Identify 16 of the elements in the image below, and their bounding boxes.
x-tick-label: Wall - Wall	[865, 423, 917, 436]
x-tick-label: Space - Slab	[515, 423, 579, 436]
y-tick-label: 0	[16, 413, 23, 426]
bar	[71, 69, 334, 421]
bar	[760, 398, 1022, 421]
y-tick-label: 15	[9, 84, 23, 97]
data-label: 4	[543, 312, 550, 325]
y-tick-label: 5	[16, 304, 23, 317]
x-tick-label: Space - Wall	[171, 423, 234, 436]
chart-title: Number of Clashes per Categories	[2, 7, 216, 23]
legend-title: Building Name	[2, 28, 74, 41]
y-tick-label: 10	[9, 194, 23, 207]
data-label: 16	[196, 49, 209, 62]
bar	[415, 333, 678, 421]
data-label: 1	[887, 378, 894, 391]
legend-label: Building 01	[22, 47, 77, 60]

_ _ _ _

> [任务要求] 请更新上面的列表：把“Building 01”换成“Building A”，其余内容一律不变，写出更新后的全部行。

> [正确结果]
Identify 16 of the elements in the image below, and their bounding boxes.
x-tick-label: Wall - Wall	[865, 423, 917, 436]
x-tick-label: Space - Slab	[515, 423, 579, 436]
y-tick-label: 0	[16, 413, 23, 426]
bar	[71, 69, 334, 421]
bar	[760, 398, 1022, 421]
y-tick-label: 15	[9, 84, 23, 97]
data-label: 4	[543, 312, 550, 325]
y-tick-label: 5	[16, 304, 23, 317]
x-tick-label: Space - Wall	[171, 423, 234, 436]
chart-title: Number of Clashes per Categories	[2, 7, 216, 23]
legend-title: Building Name	[2, 28, 74, 41]
y-tick-label: 10	[9, 194, 23, 207]
data-label: 16	[196, 49, 209, 62]
bar	[415, 333, 678, 421]
data-label: 1	[887, 378, 894, 391]
legend-label: Building A	[22, 47, 77, 60]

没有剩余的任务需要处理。